* begin Records for processing *

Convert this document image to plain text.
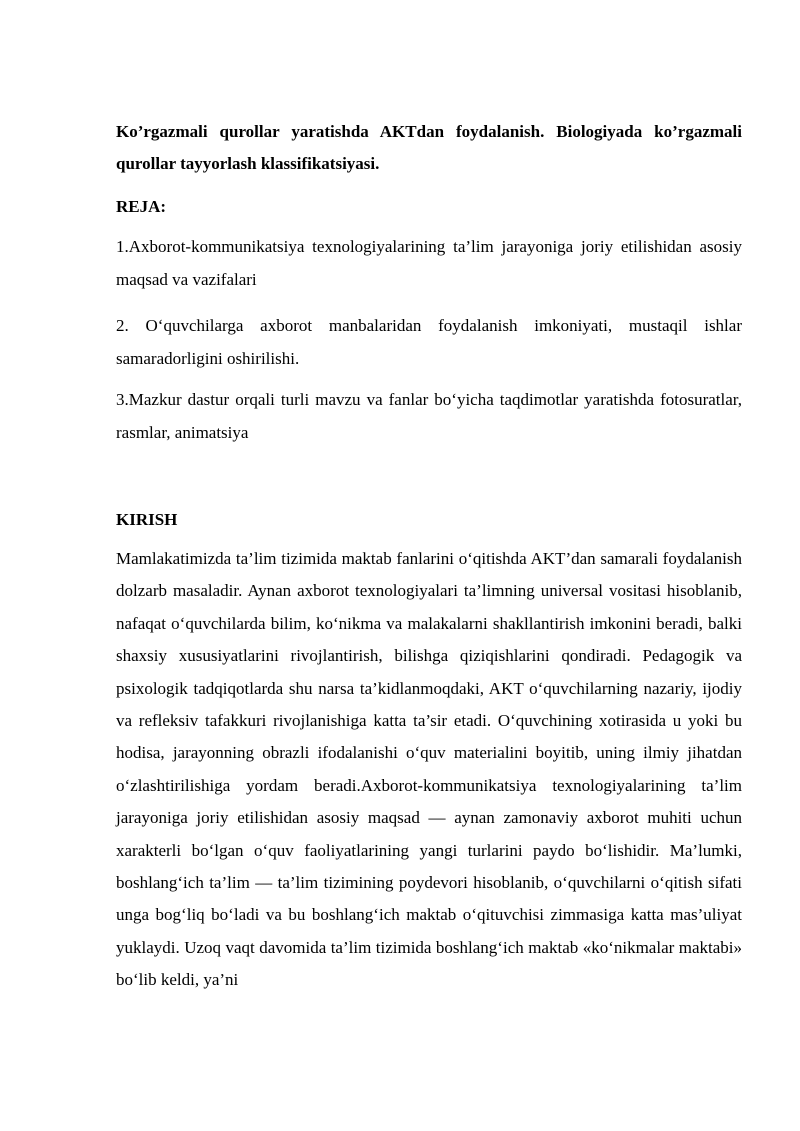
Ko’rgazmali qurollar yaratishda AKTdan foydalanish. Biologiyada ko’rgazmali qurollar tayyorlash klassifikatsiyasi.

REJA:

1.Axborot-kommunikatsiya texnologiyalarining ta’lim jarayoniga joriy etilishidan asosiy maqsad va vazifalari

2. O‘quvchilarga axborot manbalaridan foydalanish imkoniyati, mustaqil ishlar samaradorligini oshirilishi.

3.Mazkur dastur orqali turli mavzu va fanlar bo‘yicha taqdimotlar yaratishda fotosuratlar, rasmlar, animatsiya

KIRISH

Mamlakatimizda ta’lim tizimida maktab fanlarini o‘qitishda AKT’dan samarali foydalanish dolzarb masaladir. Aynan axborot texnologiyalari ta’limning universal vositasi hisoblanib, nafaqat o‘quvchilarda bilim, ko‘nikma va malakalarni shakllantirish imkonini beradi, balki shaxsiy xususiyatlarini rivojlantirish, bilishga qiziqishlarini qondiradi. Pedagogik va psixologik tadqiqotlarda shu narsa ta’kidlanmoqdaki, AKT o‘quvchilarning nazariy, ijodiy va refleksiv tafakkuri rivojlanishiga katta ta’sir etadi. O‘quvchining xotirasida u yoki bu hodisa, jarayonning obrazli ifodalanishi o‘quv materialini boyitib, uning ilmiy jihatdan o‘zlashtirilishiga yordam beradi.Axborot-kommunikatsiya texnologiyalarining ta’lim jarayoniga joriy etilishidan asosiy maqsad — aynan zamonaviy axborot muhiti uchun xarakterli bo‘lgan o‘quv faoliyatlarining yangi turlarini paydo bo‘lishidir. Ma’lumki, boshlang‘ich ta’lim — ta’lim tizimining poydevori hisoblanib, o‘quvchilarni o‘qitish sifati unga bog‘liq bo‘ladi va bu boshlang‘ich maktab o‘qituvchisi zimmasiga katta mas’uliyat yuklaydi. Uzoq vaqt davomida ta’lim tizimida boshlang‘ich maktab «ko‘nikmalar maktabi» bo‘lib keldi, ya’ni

* end Records for processing *

> _Work to complete_: Using the listing above, gather each line that holds the string "foydalanish" and copy it.

> _Solution_:
Ko’rgazmali qurollar yaratishda AKTdan foydalanish. Biologiyada ko’rgazmali qurollar tayyorlash klassifikatsiyasi.
2. O‘quvchilarga axborot manbalaridan foydalanish imkoniyati, mustaqil ishlar samaradorligini oshirilishi.
Mamlakatimizda ta’lim tizimida maktab fanlarini o‘qitishda AKT’dan samarali foydalanish dolzarb masaladir. Aynan axborot texnologiyalari ta’limning universal vositasi hisoblanib, nafaqat o‘quvchilarda bilim, ko‘nikma va malakalarni shakllantirish imkonini beradi, balki shaxsiy xususiyatlarini rivojlantirish, bilishga qiziqishlarini qondiradi. Pedagogik va psixologik tadqiqotlarda shu narsa ta’kidlanmoqdaki, AKT o‘quvchilarning nazariy, ijodiy va refleksiv tafakkuri rivojlanishiga katta ta’sir etadi. O‘quvchining xotirasida u yoki bu hodisa, jarayonning obrazli ifodalanishi o‘quv materialini boyitib, uning ilmiy jihatdan o‘zlashtirilishiga yordam beradi.Axborot-kommunikatsiya texnologiyalarining ta’lim jarayoniga joriy etilishidan asosiy maqsad — aynan zamonaviy axborot muhiti uchun xarakterli bo‘lgan o‘quv faoliyatlarining yangi turlarini paydo bo‘lishidir. Ma’lumki, boshlang‘ich ta’lim — ta’lim tizimining poydevori hisoblanib, o‘quvchilarni o‘qitish sifati unga bog‘liq bo‘ladi va bu boshlang‘ich maktab o‘qituvchisi zimmasiga katta mas’uliyat yuklaydi. Uzoq vaqt davomida ta’lim tizimida boshlang‘ich maktab «ko‘nikmalar maktabi» bo‘lib keldi, ya’ni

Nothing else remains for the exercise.